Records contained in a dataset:
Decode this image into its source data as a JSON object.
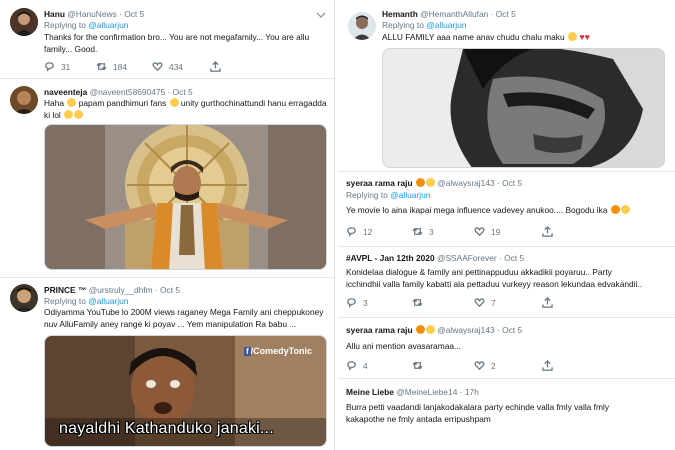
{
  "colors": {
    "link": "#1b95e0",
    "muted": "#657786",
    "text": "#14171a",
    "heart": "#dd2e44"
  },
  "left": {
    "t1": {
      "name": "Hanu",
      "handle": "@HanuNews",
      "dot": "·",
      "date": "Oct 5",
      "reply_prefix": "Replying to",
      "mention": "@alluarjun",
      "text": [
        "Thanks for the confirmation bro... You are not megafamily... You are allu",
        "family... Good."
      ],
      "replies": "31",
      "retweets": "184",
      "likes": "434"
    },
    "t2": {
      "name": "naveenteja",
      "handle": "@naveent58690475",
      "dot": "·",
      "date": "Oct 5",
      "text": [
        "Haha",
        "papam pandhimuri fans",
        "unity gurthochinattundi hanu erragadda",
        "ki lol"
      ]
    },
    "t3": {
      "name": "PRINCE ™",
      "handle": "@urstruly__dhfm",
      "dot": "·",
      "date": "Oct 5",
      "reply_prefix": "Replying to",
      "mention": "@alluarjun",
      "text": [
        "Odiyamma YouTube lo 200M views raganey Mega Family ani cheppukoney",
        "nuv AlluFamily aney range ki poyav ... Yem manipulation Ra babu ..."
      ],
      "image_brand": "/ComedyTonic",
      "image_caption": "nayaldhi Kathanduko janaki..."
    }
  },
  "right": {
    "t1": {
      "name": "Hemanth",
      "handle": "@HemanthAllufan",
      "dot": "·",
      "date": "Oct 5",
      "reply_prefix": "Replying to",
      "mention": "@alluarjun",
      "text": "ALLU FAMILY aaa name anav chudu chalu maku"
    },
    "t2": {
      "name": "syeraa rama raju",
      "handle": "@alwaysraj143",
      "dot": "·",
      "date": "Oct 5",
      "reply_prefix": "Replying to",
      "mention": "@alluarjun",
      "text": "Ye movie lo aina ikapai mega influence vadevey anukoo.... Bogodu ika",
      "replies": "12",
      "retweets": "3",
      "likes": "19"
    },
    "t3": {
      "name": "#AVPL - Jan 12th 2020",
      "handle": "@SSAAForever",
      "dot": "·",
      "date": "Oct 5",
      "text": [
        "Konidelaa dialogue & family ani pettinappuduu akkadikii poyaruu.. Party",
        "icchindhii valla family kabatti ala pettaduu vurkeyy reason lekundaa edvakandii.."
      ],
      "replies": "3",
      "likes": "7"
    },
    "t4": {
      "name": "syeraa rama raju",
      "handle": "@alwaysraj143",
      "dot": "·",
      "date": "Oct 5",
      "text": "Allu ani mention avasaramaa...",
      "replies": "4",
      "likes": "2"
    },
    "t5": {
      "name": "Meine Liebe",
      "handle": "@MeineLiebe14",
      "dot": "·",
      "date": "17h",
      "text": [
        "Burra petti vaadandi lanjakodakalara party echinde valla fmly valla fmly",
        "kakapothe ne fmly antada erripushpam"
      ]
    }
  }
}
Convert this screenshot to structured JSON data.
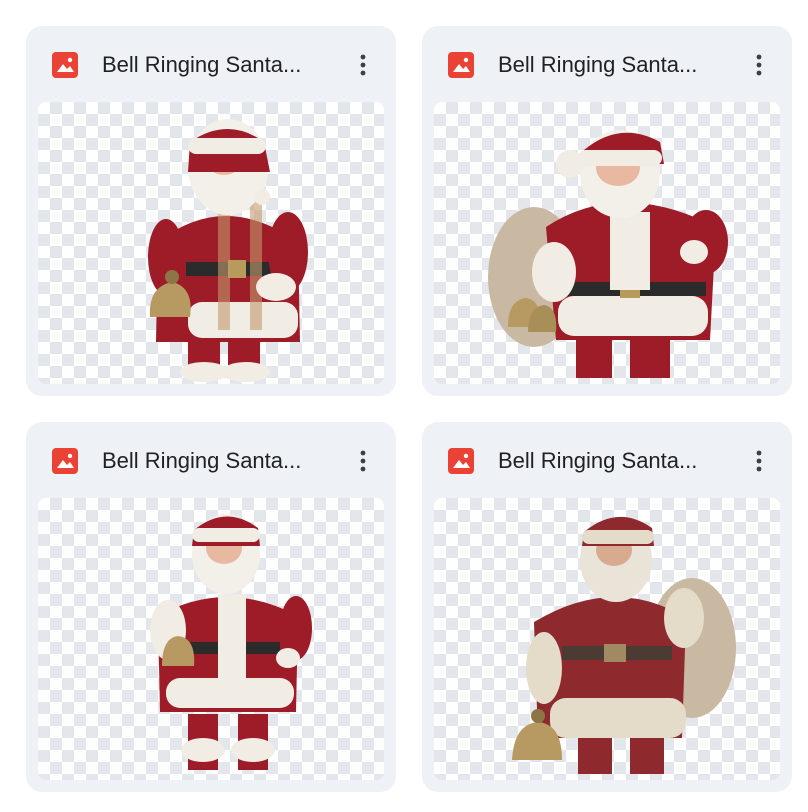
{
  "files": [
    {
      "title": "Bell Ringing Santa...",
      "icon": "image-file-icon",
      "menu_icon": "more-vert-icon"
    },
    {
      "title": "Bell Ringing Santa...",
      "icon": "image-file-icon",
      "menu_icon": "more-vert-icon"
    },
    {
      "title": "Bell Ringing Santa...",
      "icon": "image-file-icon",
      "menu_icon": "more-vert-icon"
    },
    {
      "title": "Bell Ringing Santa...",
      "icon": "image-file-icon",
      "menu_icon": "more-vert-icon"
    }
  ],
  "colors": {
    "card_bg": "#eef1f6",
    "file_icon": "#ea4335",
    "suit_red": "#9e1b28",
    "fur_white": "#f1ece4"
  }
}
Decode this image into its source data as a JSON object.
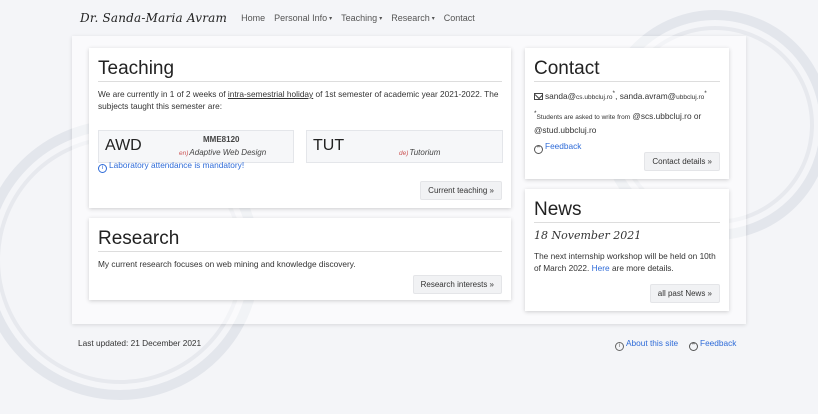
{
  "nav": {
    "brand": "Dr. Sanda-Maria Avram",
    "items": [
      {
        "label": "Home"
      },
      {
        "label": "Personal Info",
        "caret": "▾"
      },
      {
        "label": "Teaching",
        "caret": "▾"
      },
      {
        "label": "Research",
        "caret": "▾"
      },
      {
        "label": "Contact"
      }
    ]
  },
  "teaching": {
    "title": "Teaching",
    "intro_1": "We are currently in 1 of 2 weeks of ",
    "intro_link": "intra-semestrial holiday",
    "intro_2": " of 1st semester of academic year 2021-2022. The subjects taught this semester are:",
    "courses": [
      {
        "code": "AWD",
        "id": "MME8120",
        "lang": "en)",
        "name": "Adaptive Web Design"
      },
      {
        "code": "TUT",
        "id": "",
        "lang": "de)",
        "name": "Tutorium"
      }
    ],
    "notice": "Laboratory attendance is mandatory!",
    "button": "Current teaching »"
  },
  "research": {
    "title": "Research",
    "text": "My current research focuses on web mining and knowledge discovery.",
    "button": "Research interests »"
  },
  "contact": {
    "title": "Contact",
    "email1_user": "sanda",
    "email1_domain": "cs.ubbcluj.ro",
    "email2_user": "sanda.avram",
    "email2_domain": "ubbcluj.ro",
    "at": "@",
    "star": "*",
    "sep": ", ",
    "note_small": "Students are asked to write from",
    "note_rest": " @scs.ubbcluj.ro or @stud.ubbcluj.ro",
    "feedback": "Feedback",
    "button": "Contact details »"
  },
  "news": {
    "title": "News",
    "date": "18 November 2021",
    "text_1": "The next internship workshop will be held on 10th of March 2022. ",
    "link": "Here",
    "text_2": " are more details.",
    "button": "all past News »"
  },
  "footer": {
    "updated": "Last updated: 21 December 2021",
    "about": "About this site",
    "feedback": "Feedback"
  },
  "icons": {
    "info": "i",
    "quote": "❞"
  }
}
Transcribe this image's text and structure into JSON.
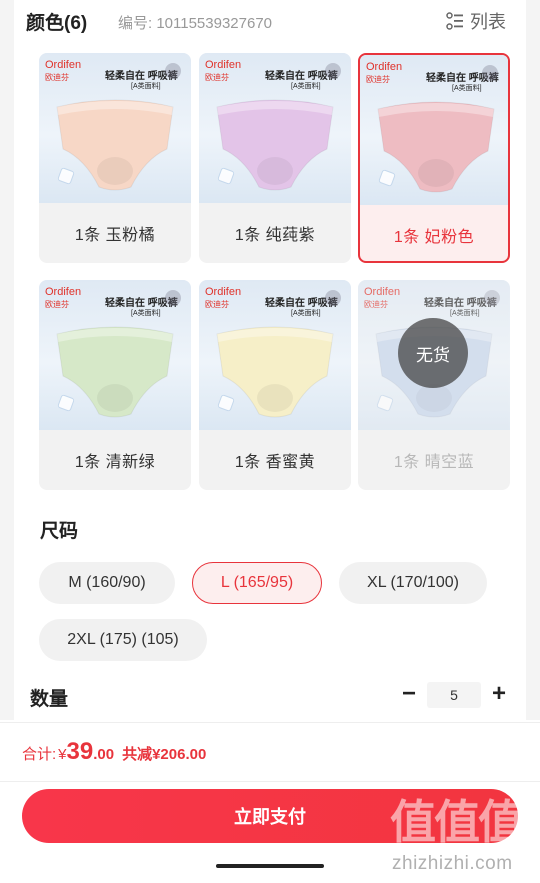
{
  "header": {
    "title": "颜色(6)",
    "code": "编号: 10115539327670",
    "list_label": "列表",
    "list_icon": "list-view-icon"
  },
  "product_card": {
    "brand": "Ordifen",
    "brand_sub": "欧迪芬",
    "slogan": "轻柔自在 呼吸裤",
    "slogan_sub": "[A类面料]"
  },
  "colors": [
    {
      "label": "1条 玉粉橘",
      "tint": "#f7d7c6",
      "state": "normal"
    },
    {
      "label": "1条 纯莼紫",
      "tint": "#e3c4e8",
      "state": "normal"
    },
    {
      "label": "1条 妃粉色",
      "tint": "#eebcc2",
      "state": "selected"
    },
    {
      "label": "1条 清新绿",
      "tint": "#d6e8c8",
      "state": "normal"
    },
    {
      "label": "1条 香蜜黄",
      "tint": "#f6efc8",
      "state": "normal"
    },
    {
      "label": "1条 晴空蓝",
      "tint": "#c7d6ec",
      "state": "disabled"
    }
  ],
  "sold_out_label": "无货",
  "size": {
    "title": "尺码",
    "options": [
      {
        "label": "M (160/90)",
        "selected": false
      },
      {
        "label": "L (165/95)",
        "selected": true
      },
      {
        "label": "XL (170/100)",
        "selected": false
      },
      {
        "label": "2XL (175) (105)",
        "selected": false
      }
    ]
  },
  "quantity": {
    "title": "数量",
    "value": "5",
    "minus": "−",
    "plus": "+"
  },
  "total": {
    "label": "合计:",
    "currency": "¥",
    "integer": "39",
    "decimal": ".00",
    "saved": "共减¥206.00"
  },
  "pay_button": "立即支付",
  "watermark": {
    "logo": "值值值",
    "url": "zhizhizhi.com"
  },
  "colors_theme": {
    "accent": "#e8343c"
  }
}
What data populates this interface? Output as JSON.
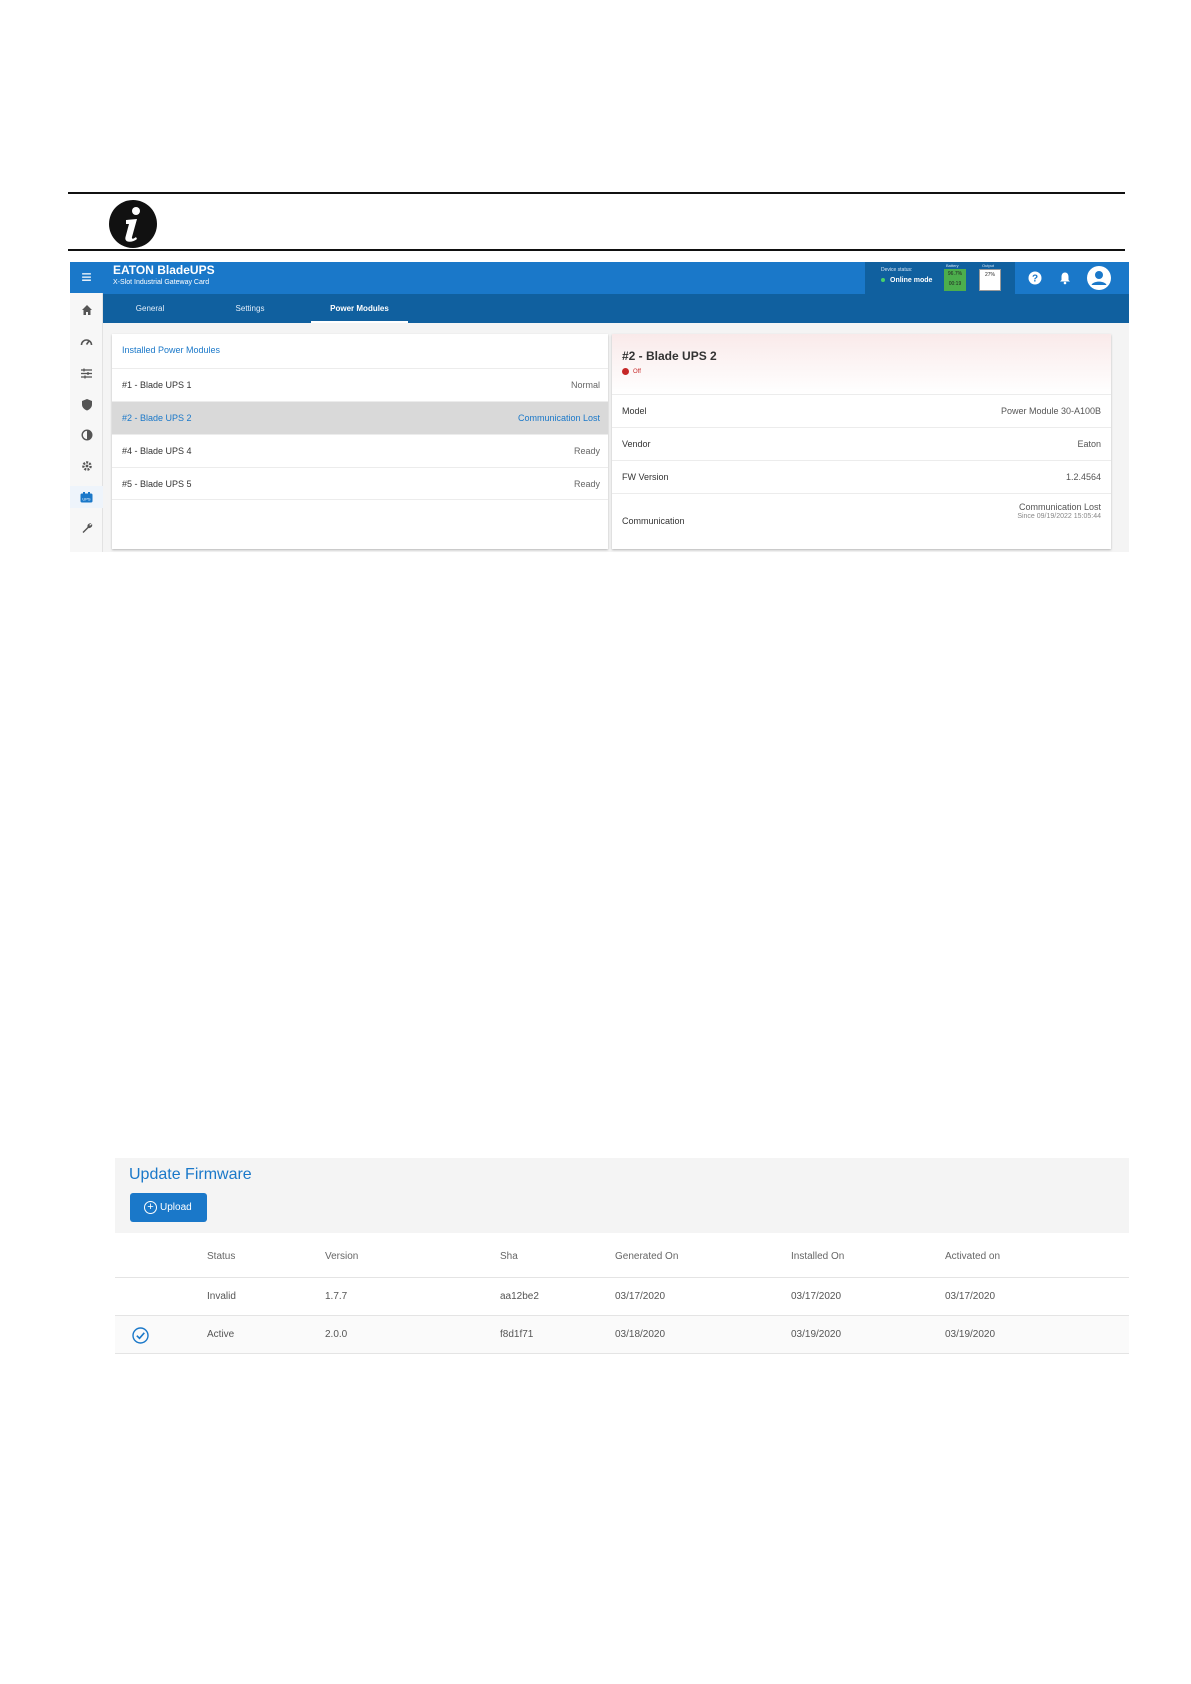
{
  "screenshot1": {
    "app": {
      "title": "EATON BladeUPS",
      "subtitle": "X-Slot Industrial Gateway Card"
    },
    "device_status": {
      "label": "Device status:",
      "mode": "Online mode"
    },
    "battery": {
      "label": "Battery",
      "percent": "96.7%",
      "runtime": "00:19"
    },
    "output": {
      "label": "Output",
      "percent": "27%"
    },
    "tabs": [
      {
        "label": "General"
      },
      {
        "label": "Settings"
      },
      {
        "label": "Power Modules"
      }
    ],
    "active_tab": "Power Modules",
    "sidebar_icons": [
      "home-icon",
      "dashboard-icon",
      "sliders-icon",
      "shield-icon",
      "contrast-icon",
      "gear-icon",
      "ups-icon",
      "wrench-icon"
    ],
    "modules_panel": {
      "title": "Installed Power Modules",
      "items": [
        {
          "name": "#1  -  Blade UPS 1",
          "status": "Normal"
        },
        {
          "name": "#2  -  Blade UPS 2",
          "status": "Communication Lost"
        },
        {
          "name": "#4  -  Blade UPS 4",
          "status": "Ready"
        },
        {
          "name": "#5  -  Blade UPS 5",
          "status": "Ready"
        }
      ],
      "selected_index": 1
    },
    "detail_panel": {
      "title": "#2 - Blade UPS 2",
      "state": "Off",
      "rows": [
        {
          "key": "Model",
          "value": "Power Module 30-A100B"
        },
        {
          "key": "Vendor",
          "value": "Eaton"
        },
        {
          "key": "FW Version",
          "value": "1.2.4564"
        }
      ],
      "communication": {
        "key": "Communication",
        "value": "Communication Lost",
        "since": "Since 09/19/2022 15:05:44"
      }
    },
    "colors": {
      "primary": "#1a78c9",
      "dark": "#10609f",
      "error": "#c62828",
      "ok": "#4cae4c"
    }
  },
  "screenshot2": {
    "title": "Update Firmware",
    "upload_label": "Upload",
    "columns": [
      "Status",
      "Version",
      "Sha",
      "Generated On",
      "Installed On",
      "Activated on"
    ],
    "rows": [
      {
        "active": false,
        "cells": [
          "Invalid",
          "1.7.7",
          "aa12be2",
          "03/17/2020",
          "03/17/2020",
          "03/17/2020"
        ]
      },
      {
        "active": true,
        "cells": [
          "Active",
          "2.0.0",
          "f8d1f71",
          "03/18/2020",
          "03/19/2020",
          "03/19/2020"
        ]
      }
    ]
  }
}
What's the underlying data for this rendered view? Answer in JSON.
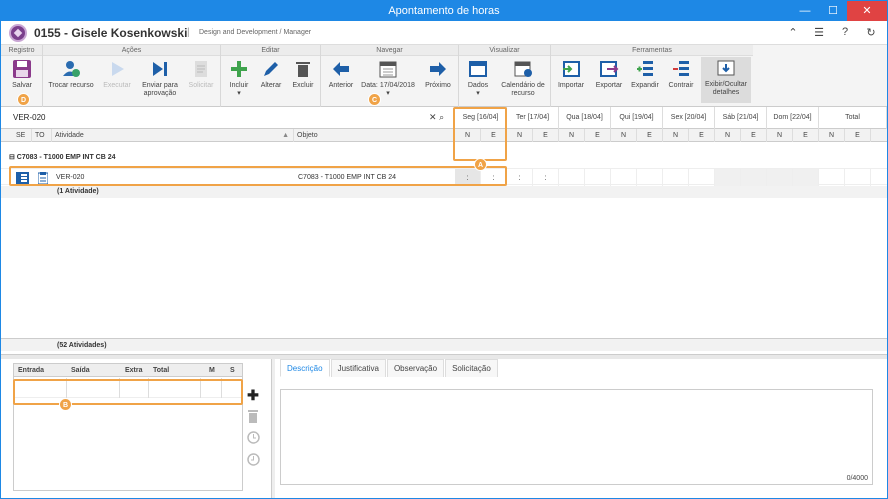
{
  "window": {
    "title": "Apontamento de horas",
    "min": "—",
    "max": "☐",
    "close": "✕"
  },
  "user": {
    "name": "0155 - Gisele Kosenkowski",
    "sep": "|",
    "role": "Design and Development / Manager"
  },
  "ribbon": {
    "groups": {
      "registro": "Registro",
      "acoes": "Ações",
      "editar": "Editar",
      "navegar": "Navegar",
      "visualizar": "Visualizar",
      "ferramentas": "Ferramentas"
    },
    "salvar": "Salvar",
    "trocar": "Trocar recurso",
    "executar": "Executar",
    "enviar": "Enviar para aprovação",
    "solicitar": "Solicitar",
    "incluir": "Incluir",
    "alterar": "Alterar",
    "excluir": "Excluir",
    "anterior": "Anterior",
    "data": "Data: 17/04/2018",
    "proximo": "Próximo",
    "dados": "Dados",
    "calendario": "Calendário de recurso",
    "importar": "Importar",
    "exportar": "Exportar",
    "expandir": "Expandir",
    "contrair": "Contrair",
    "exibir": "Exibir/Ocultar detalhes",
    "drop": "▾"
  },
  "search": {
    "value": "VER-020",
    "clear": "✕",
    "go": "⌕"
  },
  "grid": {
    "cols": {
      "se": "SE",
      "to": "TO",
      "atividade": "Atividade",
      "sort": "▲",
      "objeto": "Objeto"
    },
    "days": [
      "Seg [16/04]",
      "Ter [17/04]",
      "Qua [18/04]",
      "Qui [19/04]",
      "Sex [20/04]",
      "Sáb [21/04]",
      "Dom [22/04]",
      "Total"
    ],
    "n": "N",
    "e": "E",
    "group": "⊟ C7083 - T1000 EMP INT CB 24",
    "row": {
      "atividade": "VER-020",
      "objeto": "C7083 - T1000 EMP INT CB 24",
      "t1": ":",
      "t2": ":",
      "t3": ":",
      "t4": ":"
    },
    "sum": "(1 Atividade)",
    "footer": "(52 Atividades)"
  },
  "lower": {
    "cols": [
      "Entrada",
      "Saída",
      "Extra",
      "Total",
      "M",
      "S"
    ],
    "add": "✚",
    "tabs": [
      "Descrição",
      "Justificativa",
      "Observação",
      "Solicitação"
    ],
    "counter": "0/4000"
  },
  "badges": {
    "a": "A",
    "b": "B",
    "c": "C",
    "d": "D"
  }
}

* [Your task] Pick out each line that holds the string "this".

* [Complete answer]
Decode this image into its source data as a JSON object.
Convert this screenshot to structured JSON data.
Decode this image into its source data as a JSON object.
    "intro_2": " of 1st semester of academic year 2021-2022. The subjects taught this semester are:",
    "about": "About this site",
Transcribe this image's text and structure into JSON.
What data populates this interface? Output as JSON.
What's the underlying data for this rendered view? Answer in JSON.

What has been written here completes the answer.